▸ **DIRECTIONS FOR THIS TASK**
Return each line of the entries below that contains the string "Clear".

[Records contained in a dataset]
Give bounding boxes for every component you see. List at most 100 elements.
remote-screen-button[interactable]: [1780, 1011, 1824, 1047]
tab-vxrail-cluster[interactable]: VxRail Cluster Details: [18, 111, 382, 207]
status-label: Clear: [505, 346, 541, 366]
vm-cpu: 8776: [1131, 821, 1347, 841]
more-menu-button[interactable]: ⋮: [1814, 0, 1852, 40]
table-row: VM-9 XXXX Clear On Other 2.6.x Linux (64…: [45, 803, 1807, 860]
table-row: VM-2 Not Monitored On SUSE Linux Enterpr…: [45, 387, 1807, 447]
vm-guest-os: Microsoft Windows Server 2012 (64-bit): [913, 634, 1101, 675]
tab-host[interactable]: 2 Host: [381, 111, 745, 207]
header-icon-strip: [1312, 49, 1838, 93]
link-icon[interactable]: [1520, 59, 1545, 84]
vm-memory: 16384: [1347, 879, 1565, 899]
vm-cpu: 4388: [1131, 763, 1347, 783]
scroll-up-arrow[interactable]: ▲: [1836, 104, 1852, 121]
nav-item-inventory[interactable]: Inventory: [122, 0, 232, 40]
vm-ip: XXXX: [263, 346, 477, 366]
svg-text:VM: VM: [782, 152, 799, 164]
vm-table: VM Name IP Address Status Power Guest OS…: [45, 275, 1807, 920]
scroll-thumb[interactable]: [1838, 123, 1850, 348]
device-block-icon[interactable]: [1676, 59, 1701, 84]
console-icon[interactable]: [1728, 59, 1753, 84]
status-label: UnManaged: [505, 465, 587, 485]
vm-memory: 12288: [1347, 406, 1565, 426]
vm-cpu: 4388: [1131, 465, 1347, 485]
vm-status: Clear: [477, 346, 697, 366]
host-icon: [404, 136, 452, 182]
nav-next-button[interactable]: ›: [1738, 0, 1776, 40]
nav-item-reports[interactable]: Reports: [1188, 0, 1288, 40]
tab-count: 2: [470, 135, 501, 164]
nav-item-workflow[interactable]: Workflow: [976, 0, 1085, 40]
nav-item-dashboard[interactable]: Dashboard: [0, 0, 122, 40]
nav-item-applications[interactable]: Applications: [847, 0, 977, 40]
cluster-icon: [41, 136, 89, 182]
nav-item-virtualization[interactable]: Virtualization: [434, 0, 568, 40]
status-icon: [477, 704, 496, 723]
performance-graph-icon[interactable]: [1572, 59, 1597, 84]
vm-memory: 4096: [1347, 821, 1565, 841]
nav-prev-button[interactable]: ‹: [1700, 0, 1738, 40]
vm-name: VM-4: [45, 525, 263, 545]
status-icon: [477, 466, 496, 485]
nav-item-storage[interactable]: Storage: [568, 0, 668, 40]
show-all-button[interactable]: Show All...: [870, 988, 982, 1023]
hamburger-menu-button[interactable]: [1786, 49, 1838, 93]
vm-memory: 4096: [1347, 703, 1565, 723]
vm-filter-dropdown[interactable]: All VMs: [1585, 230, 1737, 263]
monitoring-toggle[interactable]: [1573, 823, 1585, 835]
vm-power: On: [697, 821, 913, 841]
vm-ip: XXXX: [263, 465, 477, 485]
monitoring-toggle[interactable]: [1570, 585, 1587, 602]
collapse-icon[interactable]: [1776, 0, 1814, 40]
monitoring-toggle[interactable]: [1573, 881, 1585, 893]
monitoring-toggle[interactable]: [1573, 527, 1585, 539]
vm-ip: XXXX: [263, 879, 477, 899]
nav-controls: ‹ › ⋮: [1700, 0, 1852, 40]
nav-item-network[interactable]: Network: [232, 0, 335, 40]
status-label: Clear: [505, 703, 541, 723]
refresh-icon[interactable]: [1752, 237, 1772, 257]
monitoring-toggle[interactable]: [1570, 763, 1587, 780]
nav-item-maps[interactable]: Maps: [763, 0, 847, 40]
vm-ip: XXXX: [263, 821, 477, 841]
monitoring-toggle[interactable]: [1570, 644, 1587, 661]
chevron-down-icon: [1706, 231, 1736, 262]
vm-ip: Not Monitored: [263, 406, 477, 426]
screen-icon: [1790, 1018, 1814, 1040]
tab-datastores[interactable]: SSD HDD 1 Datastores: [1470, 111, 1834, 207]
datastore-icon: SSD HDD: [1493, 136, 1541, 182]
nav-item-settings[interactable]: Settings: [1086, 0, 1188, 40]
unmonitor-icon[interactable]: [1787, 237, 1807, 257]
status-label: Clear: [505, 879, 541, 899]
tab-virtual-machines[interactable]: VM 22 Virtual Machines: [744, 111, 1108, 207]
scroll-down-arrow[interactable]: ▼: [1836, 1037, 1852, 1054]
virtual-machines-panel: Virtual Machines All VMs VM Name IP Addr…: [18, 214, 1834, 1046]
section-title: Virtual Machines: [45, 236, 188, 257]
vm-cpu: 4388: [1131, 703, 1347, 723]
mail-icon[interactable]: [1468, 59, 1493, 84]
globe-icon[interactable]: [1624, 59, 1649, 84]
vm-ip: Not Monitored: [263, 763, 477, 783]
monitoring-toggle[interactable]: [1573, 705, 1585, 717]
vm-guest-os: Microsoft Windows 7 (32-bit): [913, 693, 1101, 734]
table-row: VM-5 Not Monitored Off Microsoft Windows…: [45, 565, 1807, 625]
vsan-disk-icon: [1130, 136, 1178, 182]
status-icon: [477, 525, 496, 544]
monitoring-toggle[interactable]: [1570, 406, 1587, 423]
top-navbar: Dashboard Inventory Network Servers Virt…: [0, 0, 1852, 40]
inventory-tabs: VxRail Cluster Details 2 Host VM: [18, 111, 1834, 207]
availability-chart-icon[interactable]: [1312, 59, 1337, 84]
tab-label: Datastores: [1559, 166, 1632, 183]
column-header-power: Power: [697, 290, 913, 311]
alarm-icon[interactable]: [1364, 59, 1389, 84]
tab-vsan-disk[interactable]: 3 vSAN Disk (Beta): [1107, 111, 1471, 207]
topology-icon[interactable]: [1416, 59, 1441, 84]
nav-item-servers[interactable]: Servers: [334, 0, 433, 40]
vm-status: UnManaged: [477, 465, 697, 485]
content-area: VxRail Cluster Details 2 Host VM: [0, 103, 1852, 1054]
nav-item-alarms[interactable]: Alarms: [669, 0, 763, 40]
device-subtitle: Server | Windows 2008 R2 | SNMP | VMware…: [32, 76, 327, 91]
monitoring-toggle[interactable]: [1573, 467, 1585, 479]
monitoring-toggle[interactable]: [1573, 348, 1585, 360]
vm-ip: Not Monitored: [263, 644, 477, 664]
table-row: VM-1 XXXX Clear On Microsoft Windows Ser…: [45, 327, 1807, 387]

▸ **EXPECTED OUTPUT**
status-label: Clear: [505, 346, 541, 366]
table-row: VM-9 XXXX Clear On Other 2.6.x Linux (64…: [45, 803, 1807, 860]
vm-status: Clear: [477, 346, 697, 366]
status-label: Clear: [505, 703, 541, 723]
status-label: Clear: [505, 879, 541, 899]
table-row: VM-1 XXXX Clear On Microsoft Windows Ser…: [45, 327, 1807, 387]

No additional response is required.